- _Dataset excerpts_
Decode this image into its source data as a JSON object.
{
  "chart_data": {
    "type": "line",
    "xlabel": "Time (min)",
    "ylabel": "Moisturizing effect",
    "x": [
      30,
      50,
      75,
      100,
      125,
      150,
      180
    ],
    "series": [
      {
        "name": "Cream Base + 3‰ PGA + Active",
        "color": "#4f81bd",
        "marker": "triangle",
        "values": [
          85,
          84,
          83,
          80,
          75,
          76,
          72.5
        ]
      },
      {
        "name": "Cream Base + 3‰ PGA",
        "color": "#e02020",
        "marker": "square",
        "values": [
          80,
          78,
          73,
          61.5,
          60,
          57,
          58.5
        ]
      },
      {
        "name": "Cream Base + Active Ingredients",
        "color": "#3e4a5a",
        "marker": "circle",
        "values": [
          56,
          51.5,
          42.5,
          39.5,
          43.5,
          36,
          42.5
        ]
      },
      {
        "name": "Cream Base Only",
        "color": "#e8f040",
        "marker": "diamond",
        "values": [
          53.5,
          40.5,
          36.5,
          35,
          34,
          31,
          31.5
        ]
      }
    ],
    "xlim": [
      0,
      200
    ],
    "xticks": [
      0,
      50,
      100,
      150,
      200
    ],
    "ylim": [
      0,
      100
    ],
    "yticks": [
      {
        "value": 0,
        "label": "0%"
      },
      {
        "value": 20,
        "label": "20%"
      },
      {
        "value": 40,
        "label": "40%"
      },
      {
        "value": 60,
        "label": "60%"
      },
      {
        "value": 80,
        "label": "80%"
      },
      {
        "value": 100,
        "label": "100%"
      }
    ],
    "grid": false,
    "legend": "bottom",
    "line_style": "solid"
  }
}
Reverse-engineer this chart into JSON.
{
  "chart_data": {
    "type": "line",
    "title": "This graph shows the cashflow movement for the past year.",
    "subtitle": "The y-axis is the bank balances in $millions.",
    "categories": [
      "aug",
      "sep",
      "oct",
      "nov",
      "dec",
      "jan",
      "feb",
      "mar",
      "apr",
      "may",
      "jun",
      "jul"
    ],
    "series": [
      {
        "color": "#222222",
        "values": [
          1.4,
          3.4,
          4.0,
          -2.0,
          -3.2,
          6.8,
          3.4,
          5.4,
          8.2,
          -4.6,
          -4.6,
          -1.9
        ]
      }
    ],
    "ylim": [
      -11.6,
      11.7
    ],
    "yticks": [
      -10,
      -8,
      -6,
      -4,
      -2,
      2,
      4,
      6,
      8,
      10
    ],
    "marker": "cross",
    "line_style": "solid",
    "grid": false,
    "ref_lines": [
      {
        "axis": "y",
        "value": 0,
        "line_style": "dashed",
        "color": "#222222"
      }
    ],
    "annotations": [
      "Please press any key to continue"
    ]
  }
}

- _Set problem_
Reproduce each entry exactly, leaving out nothing.

- _Exercise response_
Decode this image into its source data as a JSON object.
{
  "chart_data": {
    "type": "line",
    "xlabel": "Time (min)",
    "ylabel": "Moisturizing effect",
    "x": [
      30,
      50,
      75,
      100,
      125,
      150,
      180
    ],
    "series": [
      {
        "name": "Cream Base + 3‰ PGA + Active",
        "color": "#4f81bd",
        "marker": "triangle",
        "values": [
          85,
          84,
          83,
          80,
          75,
          76,
          72.5
        ]
      },
      {
        "name": "Cream Base + 3‰ PGA",
        "color": "#e02020",
        "marker": "square",
        "values": [
          80,
          78,
          73,
          61.5,
          60,
          57,
          58.5
        ]
      },
      {
        "name": "Cream Base + Active Ingredients",
        "color": "#3e4a5a",
        "marker": "circle",
        "values": [
          56,
          51.5,
          42.5,
          39.5,
          43.5,
          36,
          42.5
        ]
      },
      {
        "name": "Cream Base Only",
        "color": "#e8f040",
        "marker": "diamond",
        "values": [
          53.5,
          40.5,
          36.5,
          35,
          34,
          31,
          31.5
        ]
      }
    ],
    "xlim": [
      0,
      200
    ],
    "xticks": [
      0,
      50,
      100,
      150,
      200
    ],
    "ylim": [
      0,
      100
    ],
    "yticks": [
      {
        "value": 0,
        "label": "0%"
      },
      {
        "value": 20,
        "label": "20%"
      },
      {
        "value": 40,
        "label": "40%"
      },
      {
        "value": 60,
        "label": "60%"
      },
      {
        "value": 80,
        "label": "80%"
      },
      {
        "value": 100,
        "label": "100%"
      }
    ],
    "grid": false,
    "legend": "bottom",
    "line_style": "solid"
  }
}
Reverse-engineer this chart into JSON.
{
  "chart_data": {
    "type": "line",
    "title": "This graph shows the cashflow movement for the past year.",
    "subtitle": "The y-axis is the bank balances in $millions.",
    "categories": [
      "aug",
      "sep",
      "oct",
      "nov",
      "dec",
      "jan",
      "feb",
      "mar",
      "apr",
      "may",
      "jun",
      "jul"
    ],
    "series": [
      {
        "color": "#222222",
        "values": [
          1.4,
          3.4,
          4.0,
          -2.0,
          -3.2,
          6.8,
          3.4,
          5.4,
          8.2,
          -4.6,
          -4.6,
          -1.9
        ]
      }
    ],
    "ylim": [
      -11.6,
      11.7
    ],
    "yticks": [
      -10,
      -8,
      -6,
      -4,
      -2,
      2,
      4,
      6,
      8,
      10
    ],
    "marker": "cross",
    "line_style": "solid",
    "grid": false,
    "ref_lines": [
      {
        "axis": "y",
        "value": 0,
        "line_style": "dashed",
        "color": "#222222"
      }
    ],
    "annotations": [
      "Please press any key to continue"
    ]
  }
}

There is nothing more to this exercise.